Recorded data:
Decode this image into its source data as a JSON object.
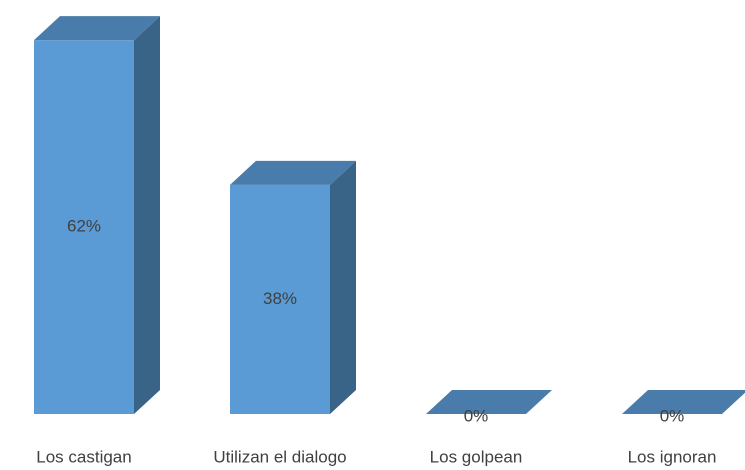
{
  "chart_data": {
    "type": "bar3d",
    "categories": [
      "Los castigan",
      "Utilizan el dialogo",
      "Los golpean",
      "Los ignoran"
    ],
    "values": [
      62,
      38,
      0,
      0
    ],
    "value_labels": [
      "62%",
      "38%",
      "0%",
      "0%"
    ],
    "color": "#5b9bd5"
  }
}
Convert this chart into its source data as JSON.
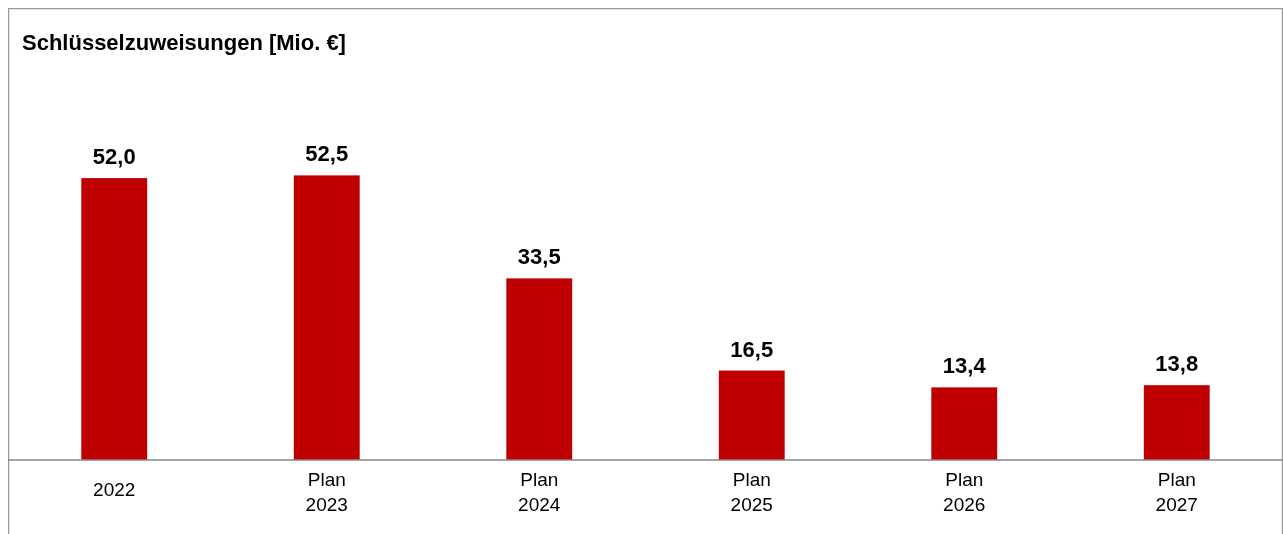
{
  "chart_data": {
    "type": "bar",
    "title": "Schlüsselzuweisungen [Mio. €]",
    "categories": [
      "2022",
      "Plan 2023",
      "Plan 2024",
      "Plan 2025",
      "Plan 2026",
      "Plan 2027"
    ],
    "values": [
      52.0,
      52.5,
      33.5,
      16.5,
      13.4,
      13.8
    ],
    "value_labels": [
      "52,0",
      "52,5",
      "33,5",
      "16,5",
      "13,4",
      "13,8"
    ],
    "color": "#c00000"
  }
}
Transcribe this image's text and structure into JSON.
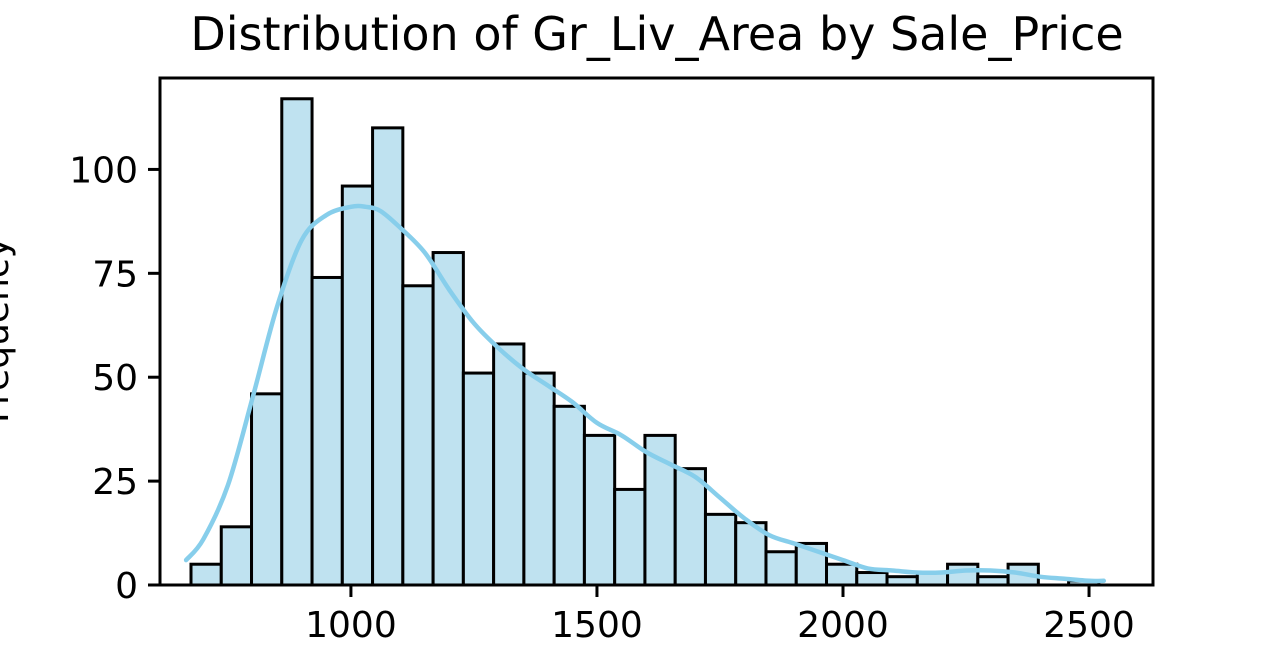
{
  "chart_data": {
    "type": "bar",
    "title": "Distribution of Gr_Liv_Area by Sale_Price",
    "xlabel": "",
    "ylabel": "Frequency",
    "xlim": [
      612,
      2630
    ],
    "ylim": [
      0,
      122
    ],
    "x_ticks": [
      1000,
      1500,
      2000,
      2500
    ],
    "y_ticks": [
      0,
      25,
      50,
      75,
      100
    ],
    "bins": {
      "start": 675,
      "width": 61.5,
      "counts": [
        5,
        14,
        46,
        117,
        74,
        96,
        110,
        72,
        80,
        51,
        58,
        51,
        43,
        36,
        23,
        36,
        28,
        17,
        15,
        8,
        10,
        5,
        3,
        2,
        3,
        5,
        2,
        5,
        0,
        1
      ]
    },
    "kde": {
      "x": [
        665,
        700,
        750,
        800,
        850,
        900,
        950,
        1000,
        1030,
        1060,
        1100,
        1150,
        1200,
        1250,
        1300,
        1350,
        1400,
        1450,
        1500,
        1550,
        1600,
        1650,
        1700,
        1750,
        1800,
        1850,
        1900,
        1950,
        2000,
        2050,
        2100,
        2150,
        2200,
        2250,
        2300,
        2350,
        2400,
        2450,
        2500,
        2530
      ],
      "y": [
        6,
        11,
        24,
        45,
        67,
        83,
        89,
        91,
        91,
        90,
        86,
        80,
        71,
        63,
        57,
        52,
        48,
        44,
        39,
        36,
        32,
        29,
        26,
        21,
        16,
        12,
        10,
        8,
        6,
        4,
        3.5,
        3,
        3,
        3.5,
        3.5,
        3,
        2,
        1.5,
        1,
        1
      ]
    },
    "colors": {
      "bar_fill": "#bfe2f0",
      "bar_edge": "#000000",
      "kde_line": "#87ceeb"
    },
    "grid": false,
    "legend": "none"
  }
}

--

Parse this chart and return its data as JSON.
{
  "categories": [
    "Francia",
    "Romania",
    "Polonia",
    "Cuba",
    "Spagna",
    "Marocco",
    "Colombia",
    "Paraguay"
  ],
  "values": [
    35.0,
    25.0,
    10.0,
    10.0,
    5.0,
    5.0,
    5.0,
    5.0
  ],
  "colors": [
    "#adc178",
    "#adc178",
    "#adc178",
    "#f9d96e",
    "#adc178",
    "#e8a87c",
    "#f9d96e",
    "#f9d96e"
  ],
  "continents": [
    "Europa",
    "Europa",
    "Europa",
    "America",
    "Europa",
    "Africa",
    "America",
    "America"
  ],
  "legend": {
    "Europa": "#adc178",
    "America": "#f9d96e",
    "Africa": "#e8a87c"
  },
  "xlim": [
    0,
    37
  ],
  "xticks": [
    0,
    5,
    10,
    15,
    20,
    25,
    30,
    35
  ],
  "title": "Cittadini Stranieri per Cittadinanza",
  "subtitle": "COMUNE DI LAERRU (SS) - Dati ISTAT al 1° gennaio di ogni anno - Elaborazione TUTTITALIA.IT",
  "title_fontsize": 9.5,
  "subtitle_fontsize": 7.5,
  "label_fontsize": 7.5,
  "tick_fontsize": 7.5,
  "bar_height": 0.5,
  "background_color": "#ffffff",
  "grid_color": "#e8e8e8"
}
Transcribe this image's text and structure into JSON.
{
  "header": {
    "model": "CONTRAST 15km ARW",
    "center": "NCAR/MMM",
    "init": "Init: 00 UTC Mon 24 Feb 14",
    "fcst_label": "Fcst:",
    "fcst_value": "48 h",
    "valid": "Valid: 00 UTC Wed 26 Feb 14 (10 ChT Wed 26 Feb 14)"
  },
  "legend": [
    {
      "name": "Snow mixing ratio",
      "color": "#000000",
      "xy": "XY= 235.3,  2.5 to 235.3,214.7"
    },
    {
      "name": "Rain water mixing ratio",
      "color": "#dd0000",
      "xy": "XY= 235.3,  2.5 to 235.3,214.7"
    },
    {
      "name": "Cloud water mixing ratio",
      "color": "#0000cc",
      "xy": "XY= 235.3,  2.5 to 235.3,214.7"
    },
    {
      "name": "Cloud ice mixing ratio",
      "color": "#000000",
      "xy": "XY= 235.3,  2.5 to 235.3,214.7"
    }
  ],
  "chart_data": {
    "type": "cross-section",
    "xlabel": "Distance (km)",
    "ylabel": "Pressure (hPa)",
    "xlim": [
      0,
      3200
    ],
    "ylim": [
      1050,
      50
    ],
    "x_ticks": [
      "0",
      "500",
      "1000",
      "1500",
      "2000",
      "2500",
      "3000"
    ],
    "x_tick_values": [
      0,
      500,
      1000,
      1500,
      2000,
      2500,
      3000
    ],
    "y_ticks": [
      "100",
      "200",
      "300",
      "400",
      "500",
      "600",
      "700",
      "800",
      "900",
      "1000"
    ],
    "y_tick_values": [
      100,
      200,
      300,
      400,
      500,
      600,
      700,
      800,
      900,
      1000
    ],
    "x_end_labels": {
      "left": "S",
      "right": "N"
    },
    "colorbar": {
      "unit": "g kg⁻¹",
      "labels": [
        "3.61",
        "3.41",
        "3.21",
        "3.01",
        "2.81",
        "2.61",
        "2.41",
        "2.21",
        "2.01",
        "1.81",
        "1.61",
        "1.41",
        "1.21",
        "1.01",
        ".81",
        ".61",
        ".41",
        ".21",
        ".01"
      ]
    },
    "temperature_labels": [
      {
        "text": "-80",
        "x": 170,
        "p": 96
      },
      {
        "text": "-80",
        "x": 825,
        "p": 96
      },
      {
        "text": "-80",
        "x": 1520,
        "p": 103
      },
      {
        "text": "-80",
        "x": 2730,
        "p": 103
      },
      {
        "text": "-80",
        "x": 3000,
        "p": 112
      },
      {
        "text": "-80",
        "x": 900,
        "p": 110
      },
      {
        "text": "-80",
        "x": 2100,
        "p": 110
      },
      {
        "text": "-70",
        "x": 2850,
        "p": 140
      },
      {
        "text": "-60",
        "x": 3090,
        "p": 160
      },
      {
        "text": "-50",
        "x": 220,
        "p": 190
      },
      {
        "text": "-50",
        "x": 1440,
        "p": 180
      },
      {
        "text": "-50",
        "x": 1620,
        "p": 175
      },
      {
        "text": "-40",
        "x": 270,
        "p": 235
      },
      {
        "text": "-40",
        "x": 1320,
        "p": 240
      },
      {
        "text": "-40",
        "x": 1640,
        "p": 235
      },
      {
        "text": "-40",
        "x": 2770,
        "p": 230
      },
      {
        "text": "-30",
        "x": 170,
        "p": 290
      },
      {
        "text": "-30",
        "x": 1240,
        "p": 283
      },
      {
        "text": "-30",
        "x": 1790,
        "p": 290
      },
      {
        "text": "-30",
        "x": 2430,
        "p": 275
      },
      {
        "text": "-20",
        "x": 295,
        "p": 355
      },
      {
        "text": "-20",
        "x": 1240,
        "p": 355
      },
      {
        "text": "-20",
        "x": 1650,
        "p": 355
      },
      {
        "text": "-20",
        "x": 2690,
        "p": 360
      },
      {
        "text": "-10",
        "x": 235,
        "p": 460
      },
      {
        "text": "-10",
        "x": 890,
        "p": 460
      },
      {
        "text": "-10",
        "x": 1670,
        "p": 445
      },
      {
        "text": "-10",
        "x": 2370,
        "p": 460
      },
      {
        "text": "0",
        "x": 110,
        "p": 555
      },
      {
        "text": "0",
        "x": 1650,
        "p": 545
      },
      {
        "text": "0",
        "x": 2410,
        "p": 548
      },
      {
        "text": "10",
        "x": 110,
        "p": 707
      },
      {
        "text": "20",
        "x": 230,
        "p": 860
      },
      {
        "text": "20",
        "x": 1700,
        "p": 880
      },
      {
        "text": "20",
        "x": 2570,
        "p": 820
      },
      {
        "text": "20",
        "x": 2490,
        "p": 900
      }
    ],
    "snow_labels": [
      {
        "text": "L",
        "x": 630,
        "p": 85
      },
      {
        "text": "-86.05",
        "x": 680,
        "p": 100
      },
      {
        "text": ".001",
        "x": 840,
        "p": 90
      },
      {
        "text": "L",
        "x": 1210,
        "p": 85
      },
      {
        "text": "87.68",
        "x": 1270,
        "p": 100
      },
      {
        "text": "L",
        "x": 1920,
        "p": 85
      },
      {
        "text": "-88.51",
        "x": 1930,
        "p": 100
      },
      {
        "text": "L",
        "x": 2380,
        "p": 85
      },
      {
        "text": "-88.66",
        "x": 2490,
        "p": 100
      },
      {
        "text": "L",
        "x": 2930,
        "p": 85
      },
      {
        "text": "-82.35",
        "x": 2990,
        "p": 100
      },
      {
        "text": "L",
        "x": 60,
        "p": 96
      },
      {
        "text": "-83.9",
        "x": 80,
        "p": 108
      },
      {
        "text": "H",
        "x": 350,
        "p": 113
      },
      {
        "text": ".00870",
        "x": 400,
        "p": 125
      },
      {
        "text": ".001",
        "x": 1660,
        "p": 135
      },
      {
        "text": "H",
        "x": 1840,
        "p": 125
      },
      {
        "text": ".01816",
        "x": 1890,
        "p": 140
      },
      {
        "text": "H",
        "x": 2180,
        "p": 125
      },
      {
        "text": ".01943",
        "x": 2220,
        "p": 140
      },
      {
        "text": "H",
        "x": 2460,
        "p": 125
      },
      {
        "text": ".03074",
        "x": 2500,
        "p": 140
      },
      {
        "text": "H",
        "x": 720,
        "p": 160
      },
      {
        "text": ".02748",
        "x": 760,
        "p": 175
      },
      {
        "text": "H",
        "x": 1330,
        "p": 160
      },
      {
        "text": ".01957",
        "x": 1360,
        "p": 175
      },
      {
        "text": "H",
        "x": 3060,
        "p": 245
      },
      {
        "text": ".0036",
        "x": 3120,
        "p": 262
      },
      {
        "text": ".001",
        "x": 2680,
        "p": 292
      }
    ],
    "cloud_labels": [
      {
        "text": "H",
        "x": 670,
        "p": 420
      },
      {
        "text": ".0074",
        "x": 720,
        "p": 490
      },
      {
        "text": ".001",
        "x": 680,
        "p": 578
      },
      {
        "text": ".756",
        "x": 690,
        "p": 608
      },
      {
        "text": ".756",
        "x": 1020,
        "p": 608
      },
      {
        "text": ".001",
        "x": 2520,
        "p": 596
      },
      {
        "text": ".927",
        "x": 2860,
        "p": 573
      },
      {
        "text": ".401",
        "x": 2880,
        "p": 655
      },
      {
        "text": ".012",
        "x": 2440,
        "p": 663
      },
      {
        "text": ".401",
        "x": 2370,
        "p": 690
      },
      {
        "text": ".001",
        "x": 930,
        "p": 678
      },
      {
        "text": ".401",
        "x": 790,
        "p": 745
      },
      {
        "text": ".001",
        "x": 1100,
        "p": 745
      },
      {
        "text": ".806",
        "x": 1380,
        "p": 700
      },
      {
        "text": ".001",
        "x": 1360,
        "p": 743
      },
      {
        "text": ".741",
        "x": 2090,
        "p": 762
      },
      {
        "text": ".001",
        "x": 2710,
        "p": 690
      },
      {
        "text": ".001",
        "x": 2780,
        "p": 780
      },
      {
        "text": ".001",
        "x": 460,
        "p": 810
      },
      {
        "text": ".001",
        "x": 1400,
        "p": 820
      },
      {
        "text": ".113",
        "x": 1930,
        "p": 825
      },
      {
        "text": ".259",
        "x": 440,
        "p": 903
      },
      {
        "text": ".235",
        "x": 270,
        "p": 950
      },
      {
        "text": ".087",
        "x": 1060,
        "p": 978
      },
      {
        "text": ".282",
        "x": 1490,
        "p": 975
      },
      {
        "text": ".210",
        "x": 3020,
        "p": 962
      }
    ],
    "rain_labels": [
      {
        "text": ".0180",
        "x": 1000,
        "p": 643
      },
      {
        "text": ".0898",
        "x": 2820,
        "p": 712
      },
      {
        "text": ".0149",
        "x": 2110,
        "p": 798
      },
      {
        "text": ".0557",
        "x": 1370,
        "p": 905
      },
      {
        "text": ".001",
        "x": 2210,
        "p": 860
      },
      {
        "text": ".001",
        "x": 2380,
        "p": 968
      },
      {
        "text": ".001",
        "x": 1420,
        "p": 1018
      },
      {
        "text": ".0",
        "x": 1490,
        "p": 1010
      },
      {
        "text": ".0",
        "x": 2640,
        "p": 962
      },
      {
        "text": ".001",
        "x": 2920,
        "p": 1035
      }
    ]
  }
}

AIM OF THE EXERCISE:
Examine the records and pull out every line where the string "water" occurs.

WRITTEN RESPONSE:
      "name": "Rain water mixing ratio",
      "name": "Cloud water mixing ratio",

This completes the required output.